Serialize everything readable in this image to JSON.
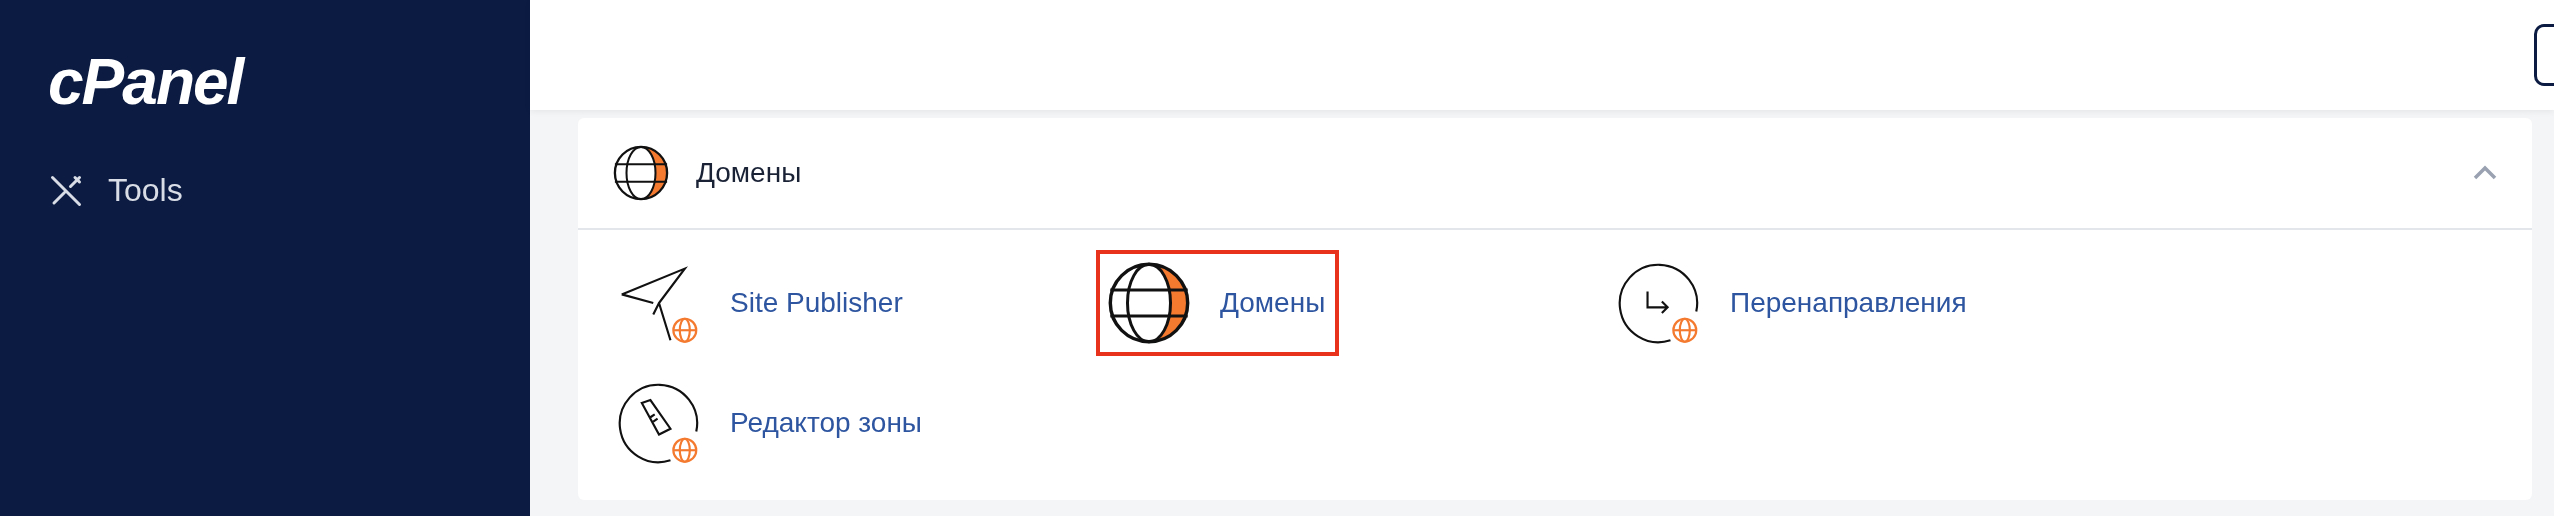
{
  "sidebar": {
    "logo": "cPanel",
    "items": [
      {
        "label": "Tools",
        "selected": false
      }
    ]
  },
  "header": {
    "search": {
      "kind": "field"
    }
  },
  "section": {
    "title": "Домены",
    "expanded": true,
    "tools": [
      {
        "label": "Site Publisher",
        "kind": "publisher",
        "selected": false
      },
      {
        "label": "Домены",
        "kind": "domains",
        "selected": true
      },
      {
        "label": "Перенаправления",
        "kind": "redirects",
        "selected": false
      },
      {
        "label": "Редактор зоны",
        "kind": "zone",
        "selected": false
      }
    ]
  }
}
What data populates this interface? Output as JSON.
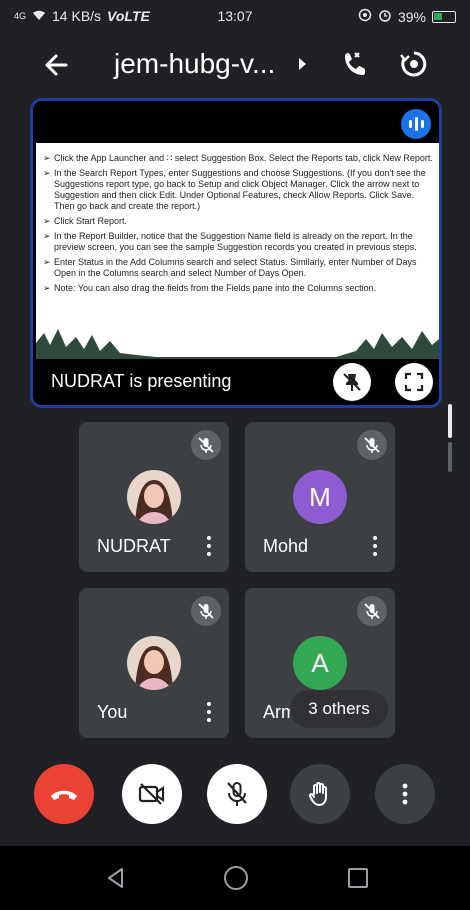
{
  "status_bar": {
    "signal": "4G",
    "speed": "14 KB/s",
    "network": "VoLTE",
    "time": "13:07",
    "battery": "39%"
  },
  "header": {
    "title": "jem-hubg-v...",
    "icons": [
      "back-arrow-icon",
      "chevron-right-icon",
      "phone-icon",
      "switch-camera-icon"
    ]
  },
  "presentation": {
    "slide_bullets": [
      "Click the App Launcher and ∷ select Suggestion Box. Select the Reports tab, click New Report.",
      "In the Search Report Types, enter Suggestions and choose Suggestions. (If you don't see the Suggestions report type, go back to Setup and click Object Manager. Click the arrow next to Suggestion and then click Edit. Under Optional Features, check Allow Reports. Click Save. Then go back and create the report.)",
      "Click Start Report.",
      "In the Report Builder, notice that the Suggestion Name field is already on the report. In the preview screen, you can see the sample Suggestion records you created in previous steps.",
      "Enter Status in the Add Columns search and select Status. Similarly, enter Number of Days Open in the Columns search and select Number of Days Open.",
      "Note: You can also drag the fields from the Fields pane into the Columns section."
    ],
    "label": "NUDRAT is presenting"
  },
  "participants": [
    {
      "name": "NUDRAT",
      "avatar_type": "photo",
      "muted": true
    },
    {
      "name": "Mohd",
      "avatar_type": "initial",
      "initial": "M",
      "color": "#8e5bd1",
      "muted": true
    },
    {
      "name": "You",
      "avatar_type": "photo",
      "muted": true
    },
    {
      "name": "Arma",
      "avatar_type": "initial",
      "initial": "A",
      "color": "#34a853",
      "muted": true
    }
  ],
  "others_chip": "3 others",
  "colors": {
    "background": "#202124",
    "tile": "#3c4043",
    "end_call": "#ea4335",
    "presenter_border": "#1e3fa0",
    "speaking": "#1a73e8"
  }
}
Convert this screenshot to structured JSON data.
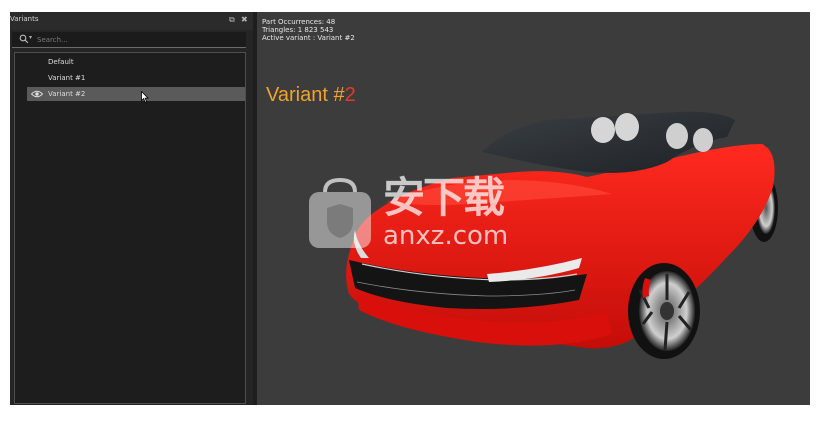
{
  "panel": {
    "title": "Variants",
    "popout_glyph": "⧉",
    "close_glyph": "✖",
    "search_placeholder": "Search...",
    "items": [
      {
        "label": "Default",
        "selected": false
      },
      {
        "label": "Variant #1",
        "selected": false
      },
      {
        "label": "Variant #2",
        "selected": true
      }
    ]
  },
  "viewport": {
    "stats": {
      "part_occurrences": "Part Occurrences: 48",
      "triangles": "Triangles: 1 823 543",
      "active_variant": "Active variant : Variant #2"
    },
    "overlay_prefix": "Variant #",
    "overlay_number": "2",
    "watermark_cn": "安下载",
    "watermark_url": "anxz.com"
  },
  "colors": {
    "accent_orange": "#f0a32a",
    "accent_red": "#e33a2a",
    "car_body": "#e8140f"
  }
}
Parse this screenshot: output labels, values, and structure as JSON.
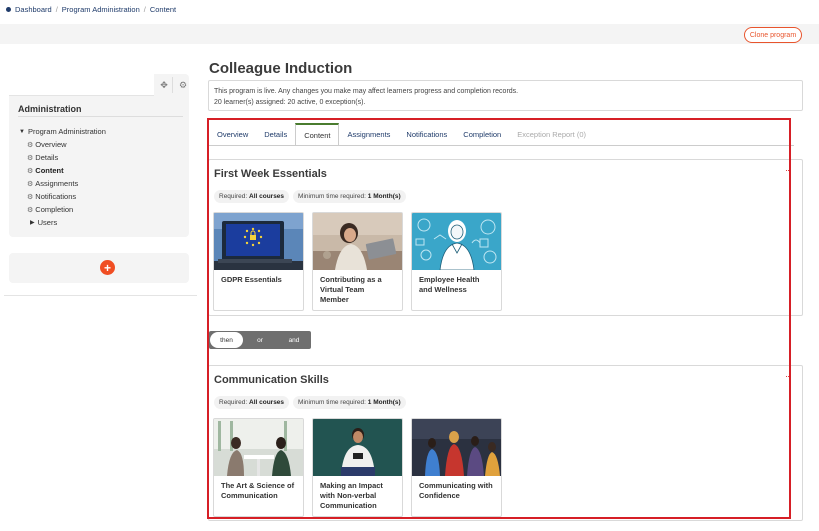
{
  "breadcrumb": {
    "items": [
      "Dashboard",
      "Program Administration",
      "Content"
    ],
    "separator": "/"
  },
  "header": {
    "clone_label": "Clone program"
  },
  "sidebar": {
    "title": "Administration",
    "tree_root": "Program Administration",
    "items": [
      {
        "label": "Overview",
        "active": false
      },
      {
        "label": "Details",
        "active": false
      },
      {
        "label": "Content",
        "active": true
      },
      {
        "label": "Assignments",
        "active": false
      },
      {
        "label": "Notifications",
        "active": false
      },
      {
        "label": "Completion",
        "active": false
      }
    ],
    "users_label": "Users",
    "add_symbol": "+"
  },
  "page": {
    "title": "Colleague Induction",
    "notice_line1": "This program is live. Any changes you make may affect learners progress and completion records.",
    "notice_line2": "20 learner(s) assigned: 20 active, 0 exception(s)."
  },
  "tabs": [
    {
      "label": "Overview",
      "state": "normal"
    },
    {
      "label": "Details",
      "state": "normal"
    },
    {
      "label": "Content",
      "state": "active"
    },
    {
      "label": "Assignments",
      "state": "normal"
    },
    {
      "label": "Notifications",
      "state": "normal"
    },
    {
      "label": "Completion",
      "state": "normal"
    },
    {
      "label": "Exception Report (0)",
      "state": "disabled"
    }
  ],
  "course_sets": [
    {
      "title": "First Week Essentials",
      "required_label": "Required:",
      "required_value": "All courses",
      "min_time_label": "Minimum time required:",
      "min_time_value": "1 Month(s)",
      "menu": "···",
      "courses": [
        {
          "name": "GDPR Essentials"
        },
        {
          "name": "Contributing as a Virtual Team Member"
        },
        {
          "name": "Employee Health and Wellness"
        }
      ]
    },
    {
      "title": "Communication Skills",
      "required_label": "Required:",
      "required_value": "All courses",
      "min_time_label": "Minimum time required:",
      "min_time_value": "1 Month(s)",
      "menu": "···",
      "courses": [
        {
          "name": "The Art & Science of Communication"
        },
        {
          "name": "Making an Impact with Non-verbal Communication"
        },
        {
          "name": "Communicating with Confidence"
        }
      ]
    }
  ],
  "operators": {
    "options": [
      "then",
      "or",
      "and"
    ],
    "selected": "then"
  },
  "colors": {
    "accent": "#e8552d",
    "add_button": "#f04e23",
    "highlight_frame": "#d61f26",
    "active_tab_bar": "#4a7c2f",
    "link": "#1f3b6a"
  },
  "icons": {
    "move": "move-icon",
    "settings": "gear-icon",
    "tree_item": "settings-cog-icon",
    "expand": "caret-down-icon",
    "collapse": "caret-right-icon"
  }
}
****************************************
● **What you are asked to do**
Leave out the pictures and transcribe everything else exactly.

● **Solution below**
Serialize everything readable in this image to JSON.
{
  "sidebar": {
    "logo": "cPanel",
    "items": [
      {
        "label": "Tools",
        "selected": false
      }
    ]
  },
  "header": {
    "search": {
      "kind": "field"
    }
  },
  "section": {
    "title": "Домены",
    "expanded": true,
    "tools": [
      {
        "label": "Site Publisher",
        "kind": "publisher",
        "selected": false
      },
      {
        "label": "Домены",
        "kind": "domains",
        "selected": true
      },
      {
        "label": "Перенаправления",
        "kind": "redirects",
        "selected": false
      },
      {
        "label": "Редактор зоны",
        "kind": "zone",
        "selected": false
      }
    ]
  }
}
What data populates this interface? Output as JSON.
{
  "status_bar": {
    "signal": "4G",
    "speed": "14 KB/s",
    "network": "VoLTE",
    "time": "13:07",
    "battery": "39%"
  },
  "header": {
    "title": "jem-hubg-v...",
    "icons": [
      "back-arrow-icon",
      "chevron-right-icon",
      "phone-icon",
      "switch-camera-icon"
    ]
  },
  "presentation": {
    "slide_bullets": [
      "Click the App Launcher and ∷ select Suggestion Box. Select the Reports tab, click New Report.",
      "In the Search Report Types, enter Suggestions and choose Suggestions. (If you don't see the Suggestions report type, go back to Setup and click Object Manager. Click the arrow next to Suggestion and then click Edit. Under Optional Features, check Allow Reports. Click Save. Then go back and create the report.)",
      "Click Start Report.",
      "In the Report Builder, notice that the Suggestion Name field is already on the report. In the preview screen, you can see the sample Suggestion records you created in previous steps.",
      "Enter Status in the Add Columns search and select Status. Similarly, enter Number of Days Open in the Columns search and select Number of Days Open.",
      "Note: You can also drag the fields from the Fields pane into the Columns section."
    ],
    "label": "NUDRAT is presenting"
  },
  "participants": [
    {
      "name": "NUDRAT",
      "avatar_type": "photo",
      "muted": true
    },
    {
      "name": "Mohd",
      "avatar_type": "initial",
      "initial": "M",
      "color": "#8e5bd1",
      "muted": true
    },
    {
      "name": "You",
      "avatar_type": "photo",
      "muted": true
    },
    {
      "name": "Arma",
      "avatar_type": "initial",
      "initial": "A",
      "color": "#34a853",
      "muted": true
    }
  ],
  "others_chip": "3 others",
  "colors": {
    "background": "#202124",
    "tile": "#3c4043",
    "end_call": "#ea4335",
    "presenter_border": "#1e3fa0",
    "speaking": "#1a73e8"
  }
}
Convert this screenshot to structured JSON data.
{
  "panel": {
    "title": "Variants",
    "popout_glyph": "⧉",
    "close_glyph": "✖",
    "search_placeholder": "Search...",
    "items": [
      {
        "label": "Default",
        "selected": false
      },
      {
        "label": "Variant #1",
        "selected": false
      },
      {
        "label": "Variant #2",
        "selected": true
      }
    ]
  },
  "viewport": {
    "stats": {
      "part_occurrences": "Part Occurrences: 48",
      "triangles": "Triangles: 1 823 543",
      "active_variant": "Active variant : Variant #2"
    },
    "overlay_prefix": "Variant #",
    "overlay_number": "2",
    "watermark_cn": "安下载",
    "watermark_url": "anxz.com"
  },
  "colors": {
    "accent_orange": "#f0a32a",
    "accent_red": "#e33a2a",
    "car_body": "#e8140f"
  }
}
Parse this screenshot: output labels, values, and structure as JSON.
{
  "breadcrumb": {
    "items": [
      "Dashboard",
      "Program Administration",
      "Content"
    ],
    "separator": "/"
  },
  "header": {
    "clone_label": "Clone program"
  },
  "sidebar": {
    "title": "Administration",
    "tree_root": "Program Administration",
    "items": [
      {
        "label": "Overview",
        "active": false
      },
      {
        "label": "Details",
        "active": false
      },
      {
        "label": "Content",
        "active": true
      },
      {
        "label": "Assignments",
        "active": false
      },
      {
        "label": "Notifications",
        "active": false
      },
      {
        "label": "Completion",
        "active": false
      }
    ],
    "users_label": "Users",
    "add_symbol": "+"
  },
  "page": {
    "title": "Colleague Induction",
    "notice_line1": "This program is live. Any changes you make may affect learners progress and completion records.",
    "notice_line2": "20 learner(s) assigned: 20 active, 0 exception(s)."
  },
  "tabs": [
    {
      "label": "Overview",
      "state": "normal"
    },
    {
      "label": "Details",
      "state": "normal"
    },
    {
      "label": "Content",
      "state": "active"
    },
    {
      "label": "Assignments",
      "state": "normal"
    },
    {
      "label": "Notifications",
      "state": "normal"
    },
    {
      "label": "Completion",
      "state": "normal"
    },
    {
      "label": "Exception Report (0)",
      "state": "disabled"
    }
  ],
  "course_sets": [
    {
      "title": "First Week Essentials",
      "required_label": "Required:",
      "required_value": "All courses",
      "min_time_label": "Minimum time required:",
      "min_time_value": "1 Month(s)",
      "menu": "···",
      "courses": [
        {
          "name": "GDPR Essentials"
        },
        {
          "name": "Contributing as a Virtual Team Member"
        },
        {
          "name": "Employee Health and Wellness"
        }
      ]
    },
    {
      "title": "Communication Skills",
      "required_label": "Required:",
      "required_value": "All courses",
      "min_time_label": "Minimum time required:",
      "min_time_value": "1 Month(s)",
      "menu": "···",
      "courses": [
        {
          "name": "The Art & Science of Communication"
        },
        {
          "name": "Making an Impact with Non-verbal Communication"
        },
        {
          "name": "Communicating with Confidence"
        }
      ]
    }
  ],
  "operators": {
    "options": [
      "then",
      "or",
      "and"
    ],
    "selected": "then"
  },
  "colors": {
    "accent": "#e8552d",
    "add_button": "#f04e23",
    "highlight_frame": "#d61f26",
    "active_tab_bar": "#4a7c2f",
    "link": "#1f3b6a"
  },
  "icons": {
    "move": "move-icon",
    "settings": "gear-icon",
    "tree_item": "settings-cog-icon",
    "expand": "caret-down-icon",
    "collapse": "caret-right-icon"
  }
}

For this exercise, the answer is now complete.